### EXERCISE REQUIREMENTS
Your task is to write out the complete listing exactly as it is shown.

Data records
__________

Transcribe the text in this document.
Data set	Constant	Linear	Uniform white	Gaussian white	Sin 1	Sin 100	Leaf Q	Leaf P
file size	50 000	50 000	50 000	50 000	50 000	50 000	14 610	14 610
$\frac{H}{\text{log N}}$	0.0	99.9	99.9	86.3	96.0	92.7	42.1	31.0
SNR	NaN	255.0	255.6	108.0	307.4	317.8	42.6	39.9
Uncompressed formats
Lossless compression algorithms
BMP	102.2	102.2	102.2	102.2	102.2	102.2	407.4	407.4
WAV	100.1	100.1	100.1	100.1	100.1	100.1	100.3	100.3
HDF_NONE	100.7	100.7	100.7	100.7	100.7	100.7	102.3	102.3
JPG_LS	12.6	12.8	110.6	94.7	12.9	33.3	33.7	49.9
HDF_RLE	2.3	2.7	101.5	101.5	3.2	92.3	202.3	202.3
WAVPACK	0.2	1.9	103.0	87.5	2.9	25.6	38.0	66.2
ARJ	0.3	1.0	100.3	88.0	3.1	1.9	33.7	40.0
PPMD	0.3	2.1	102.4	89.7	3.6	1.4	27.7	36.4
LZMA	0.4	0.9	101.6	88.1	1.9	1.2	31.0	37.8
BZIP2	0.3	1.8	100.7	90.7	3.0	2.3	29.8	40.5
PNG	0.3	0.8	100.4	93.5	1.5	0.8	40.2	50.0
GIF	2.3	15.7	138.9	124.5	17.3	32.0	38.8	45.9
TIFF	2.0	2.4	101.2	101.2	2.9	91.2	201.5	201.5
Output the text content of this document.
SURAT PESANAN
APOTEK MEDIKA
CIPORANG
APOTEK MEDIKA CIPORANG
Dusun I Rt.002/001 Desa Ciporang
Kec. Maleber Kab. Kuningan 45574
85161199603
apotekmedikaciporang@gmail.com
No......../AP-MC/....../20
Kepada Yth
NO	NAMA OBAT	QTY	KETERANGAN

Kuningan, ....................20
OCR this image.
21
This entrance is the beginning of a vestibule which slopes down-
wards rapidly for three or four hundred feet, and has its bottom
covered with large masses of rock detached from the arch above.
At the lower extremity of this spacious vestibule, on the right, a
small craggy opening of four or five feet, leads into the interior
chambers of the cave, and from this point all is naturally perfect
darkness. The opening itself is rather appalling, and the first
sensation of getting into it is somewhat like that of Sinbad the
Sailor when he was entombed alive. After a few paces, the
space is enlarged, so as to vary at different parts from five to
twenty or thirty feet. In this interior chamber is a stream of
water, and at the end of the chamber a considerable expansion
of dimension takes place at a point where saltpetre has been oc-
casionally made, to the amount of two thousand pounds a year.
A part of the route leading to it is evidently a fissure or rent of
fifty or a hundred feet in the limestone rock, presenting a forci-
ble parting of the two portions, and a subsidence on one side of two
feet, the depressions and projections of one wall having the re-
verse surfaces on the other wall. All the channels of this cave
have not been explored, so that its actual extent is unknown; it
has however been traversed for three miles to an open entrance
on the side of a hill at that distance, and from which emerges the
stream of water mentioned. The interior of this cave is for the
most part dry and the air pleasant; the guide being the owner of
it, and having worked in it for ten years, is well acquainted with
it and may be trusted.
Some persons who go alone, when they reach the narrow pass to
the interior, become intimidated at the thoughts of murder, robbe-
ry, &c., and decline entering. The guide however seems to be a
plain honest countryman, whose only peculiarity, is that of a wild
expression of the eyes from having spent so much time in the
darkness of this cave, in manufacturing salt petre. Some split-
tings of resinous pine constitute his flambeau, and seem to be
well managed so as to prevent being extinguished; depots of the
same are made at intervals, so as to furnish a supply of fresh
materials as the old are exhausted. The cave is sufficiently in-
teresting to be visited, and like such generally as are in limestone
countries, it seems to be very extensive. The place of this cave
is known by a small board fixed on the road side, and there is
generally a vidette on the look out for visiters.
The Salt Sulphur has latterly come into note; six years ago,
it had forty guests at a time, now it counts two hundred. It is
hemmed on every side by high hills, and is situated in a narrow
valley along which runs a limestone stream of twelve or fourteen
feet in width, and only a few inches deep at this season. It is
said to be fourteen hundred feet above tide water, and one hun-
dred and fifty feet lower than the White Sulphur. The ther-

__________

### WRITTEN ANSWER
Transcribe the text in this document.
Data set	Constant	Linear	Uniform white	Gaussian white	Sin 1	Sin 100	Leaf Q	Leaf P
file size	50 000	50 000	50 000	50 000	50 000	50 000	14 610	14 610
$\frac{H}{\text{log N}}$	0.0	99.9	99.9	86.3	96.0	92.7	42.1	31.0
SNR	NaN	255.0	255.6	108.0	307.4	317.8	42.6	39.9
Uncompressed formats
Lossless compression algorithms
BMP	102.2	102.2	102.2	102.2	102.2	102.2	407.4	407.4
WAV	100.1	100.1	100.1	100.1	100.1	100.1	100.3	100.3
HDF_NONE	100.7	100.7	100.7	100.7	100.7	100.7	102.3	102.3
JPG_LS	12.6	12.8	110.6	94.7	12.9	33.3	33.7	49.9
HDF_RLE	2.3	2.7	101.5	101.5	3.2	92.3	202.3	202.3
WAVPACK	0.2	1.9	103.0	87.5	2.9	25.6	38.0	66.2
ARJ	0.3	1.0	100.3	88.0	3.1	1.9	33.7	40.0
PPMD	0.3	2.1	102.4	89.7	3.6	1.4	27.7	36.4
LZMA	0.4	0.9	101.6	88.1	1.9	1.2	31.0	37.8
BZIP2	0.3	1.8	100.7	90.7	3.0	2.3	29.8	40.5
PNG	0.3	0.8	100.4	93.5	1.5	0.8	40.2	50.0
GIF	2.3	15.7	138.9	124.5	17.3	32.0	38.8	45.9
TIFF	2.0	2.4	101.2	101.2	2.9	91.2	201.5	201.5
Output the text content of this document.
SURAT PESANAN
APOTEK MEDIKA
CIPORANG
APOTEK MEDIKA CIPORANG
Dusun I Rt.002/001 Desa Ciporang
Kec. Maleber Kab. Kuningan 45574
85161199603
apotekmedikaciporang@gmail.com
No......../AP-MC/....../20
Kepada Yth
NO	NAMA OBAT	QTY	KETERANGAN

Kuningan, ....................20
OCR this image.
21
This entrance is the beginning of a vestibule which slopes down-
wards rapidly for three or four hundred feet, and has its bottom
covered with large masses of rock detached from the arch above.
At the lower extremity of this spacious vestibule, on the right, a
small craggy opening of four or five feet, leads into the interior
chambers of the cave, and from this point all is naturally perfect
darkness. The opening itself is rather appalling, and the first
sensation of getting into it is somewhat like that of Sinbad the
Sailor when he was entombed alive. After a few paces, the
space is enlarged, so as to vary at different parts from five to
twenty or thirty feet. In this interior chamber is a stream of
water, and at the end of the chamber a considerable expansion
of dimension takes place at a point where saltpetre has been oc-
casionally made, to the amount of two thousand pounds a year.
A part of the route leading to it is evidently a fissure or rent of
fifty or a hundred feet in the limestone rock, presenting a forci-
ble parting of the two portions, and a subsidence on one side of two
feet, the depressions and projections of one wall having the re-
verse surfaces on the other wall. All the channels of this cave
have not been explored, so that its actual extent is unknown; it
has however been traversed for three miles to an open entrance
on the side of a hill at that distance, and from which emerges the
stream of water mentioned. The interior of this cave is for the
most part dry and the air pleasant; the guide being the owner of
it, and having worked in it for ten years, is well acquainted with
it and may be trusted.
Some persons who go alone, when they reach the narrow pass to
the interior, become intimidated at the thoughts of murder, robbe-
ry, &c., and decline entering. The guide however seems to be a
plain honest countryman, whose only peculiarity, is that of a wild
expression of the eyes from having spent so much time in the
darkness of this cave, in manufacturing salt petre. Some split-
tings of resinous pine constitute his flambeau, and seem to be
well managed so as to prevent being extinguished; depots of the
same are made at intervals, so as to furnish a supply of fresh
materials as the old are exhausted. The cave is sufficiently in-
teresting to be visited, and like such generally as are in limestone
countries, it seems to be very extensive. The place of this cave
is known by a small board fixed on the road side, and there is
generally a vidette on the look out for visiters.
The Salt Sulphur has latterly come into note; six years ago,
it had forty guests at a time, now it counts two hundred. It is
hemmed on every side by high hills, and is situated in a narrow
valley along which runs a limestone stream of twelve or fourteen
feet in width, and only a few inches deep at this season. It is
said to be fourteen hundred feet above tide water, and one hun-
dred and fifty feet lower than the White Sulphur. The ther-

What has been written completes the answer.